### Exercise requirements
Pick out each line containing the string "लखनऊ" and copy it.

(Raw records)
/---

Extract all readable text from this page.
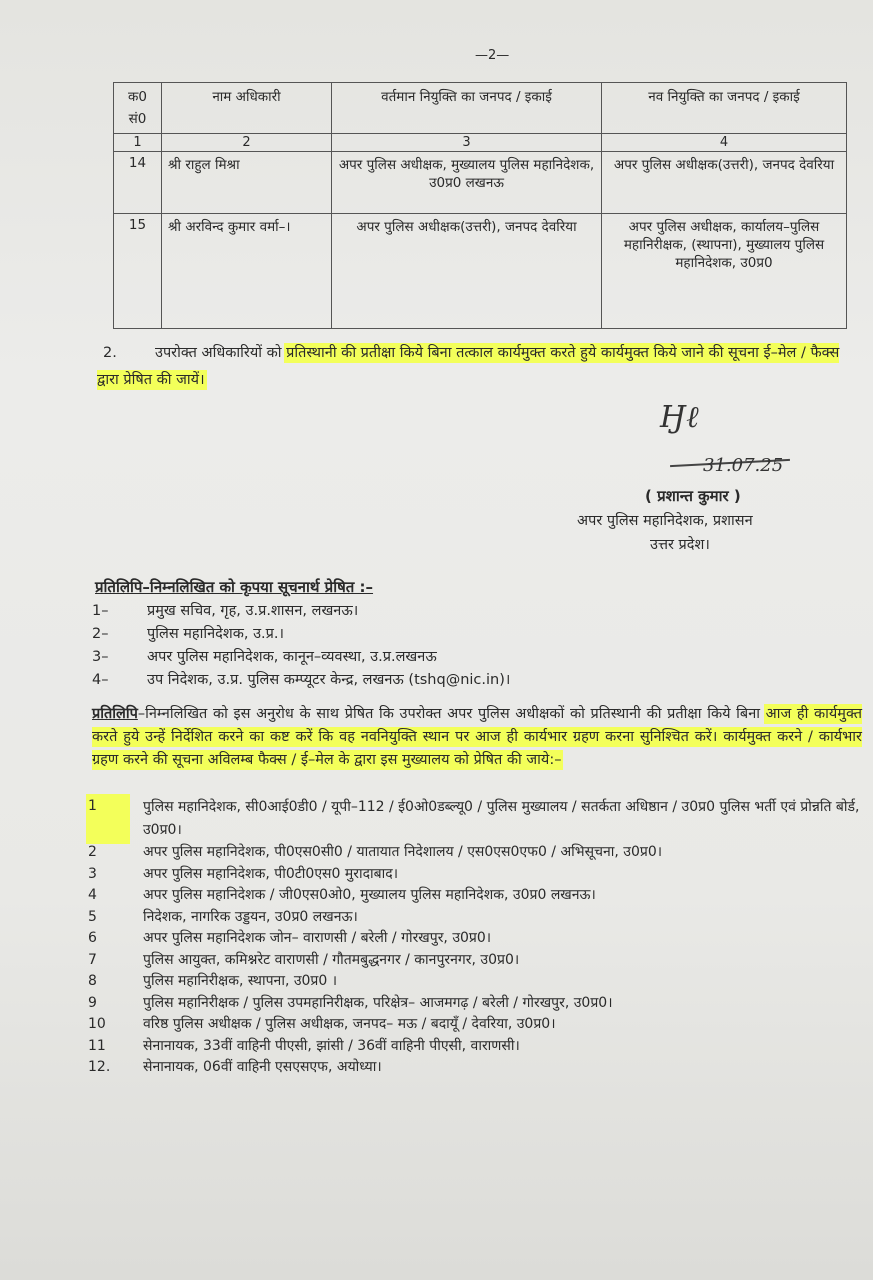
—2—
क0 सं0	नाम अधिकारी	वर्तमान नियुक्ति का जनपद / इकाई	नव नियुक्ति का जनपद / इकाई
1	2	3	4
14	श्री राहुल मिश्रा	अपर पुलिस अधीक्षक, मुख्यालय पुलिस महानिदेशक, उ0प्र0 लखनऊ	अपर पुलिस अधीक्षक(उत्तरी), जनपद देवरिया
15	श्री अरविन्द कुमार वर्मा–।	अपर पुलिस अधीक्षक(उत्तरी), जनपद देवरिया	अपर पुलिस अधीक्षक, कार्यालय–पुलिस महानिरीक्षक, (स्थापना), मुख्यालय पुलिस महानिदेशक, उ0प्र0
2.	उपरोक्त अधिकारियों को प्रतिस्थानी की प्रतीक्षा किये बिना तत्काल कार्यमुक्त करते हुये कार्यमुक्त किये जाने की सूचना ई–मेल / फैक्स द्वारा प्रेषित की जायें।
Ӈℓ
31.07.25
( प्रशान्त कुमार )
अपर पुलिस महानिदेशक, प्रशासन
उत्तर प्रदेश।
प्रतिलिपि–निम्नलिखित को कृपया सूचनार्थ प्रेषित :–
1–	प्रमुख सचिव, गृह, उ.प्र.शासन, लखनऊ।
2–	पुलिस महानिदेशक, उ.प्र.।
3–	अपर पुलिस महानिदेशक, कानून–व्यवस्था, उ.प्र.लखनऊ
4–	उप निदेशक, उ.प्र. पुलिस कम्प्यूटर केन्द्र, लखनऊ (tshq@nic.in)।
प्रतिलिपि–निम्नलिखित को इस अनुरोध के साथ प्रेषित कि उपरोक्त अपर पुलिस अधीक्षकों को प्रतिस्थानी की प्रतीक्षा किये बिना आज ही कार्यमुक्त करते हुये उन्हें निर्देशित करने का कष्ट करें कि वह नवनियुक्ति स्थान पर आज ही कार्यभार ग्रहण करना सुनिश्चित करें। कार्यमुक्त करने / कार्यभार ग्रहण करने की सूचना अविलम्ब फैक्स / ई–मेल के द्वारा इस मुख्यालय को प्रेषित की जाये:–
1	पुलिस महानिदेशक, सी0आई0डी0 / यूपी–112 / ई0ओ0डब्ल्यू0 / पुलिस मुख्यालय / सतर्कता अधिष्ठान / उ0प्र0 पुलिस भर्ती एवं प्रोन्नति बोर्ड, उ0प्र0।
2	अपर पुलिस महानिदेशक, पी0एस0सी0 / यातायात निदेशालय / एस0एस0एफ0 / अभिसूचना, उ0प्र0।
3	अपर पुलिस महानिदेशक, पी0टी0एस0 मुरादाबाद।
4	अपर पुलिस महानिदेशक / जी0एस0ओ0, मुख्यालय पुलिस महानिदेशक, उ0प्र0 लखनऊ।
5	निदेशक, नागरिक उड्डयन, उ0प्र0 लखनऊ।
6	अपर पुलिस महानिदेशक जोन– वाराणसी / बरेली / गोरखपुर, उ0प्र0।
7	पुलिस आयुक्त, कमिश्नरेट वाराणसी / गौतमबुद्धनगर / कानपुरनगर, उ0प्र0।
8	पुलिस महानिरीक्षक, स्थापना, उ0प्र0 ।
9	पुलिस महानिरीक्षक / पुलिस उपमहानिरीक्षक, परिक्षेत्र– आजमगढ़ / बरेली / गोरखपुर, उ0प्र0।
10	वरिष्ठ पुलिस अधीक्षक / पुलिस अधीक्षक, जनपद– मऊ / बदायूँ / देवरिया, उ0प्र0।
11	सेनानायक, 33वीं वाहिनी पीएसी, झांसी / 36वीं वाहिनी पीएसी, वाराणसी।
12.	सेनानायक, 06वीं वाहिनी एसएसएफ, अयोध्या।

\---

### Exercise response
14	श्री राहुल मिश्रा	अपर पुलिस अधीक्षक, मुख्यालय पुलिस महानिदेशक, उ0प्र0 लखनऊ	अपर पुलिस अधीक्षक(उत्तरी), जनपद देवरिया
1–	प्रमुख सचिव, गृह, उ.प्र.शासन, लखनऊ।
3–	अपर पुलिस महानिदेशक, कानून–व्यवस्था, उ.प्र.लखनऊ
4–	उप निदेशक, उ.प्र. पुलिस कम्प्यूटर केन्द्र, लखनऊ (tshq@nic.in)।
4	अपर पुलिस महानिदेशक / जी0एस0ओ0, मुख्यालय पुलिस महानिदेशक, उ0प्र0 लखनऊ।
5	निदेशक, नागरिक उड्डयन, उ0प्र0 लखनऊ।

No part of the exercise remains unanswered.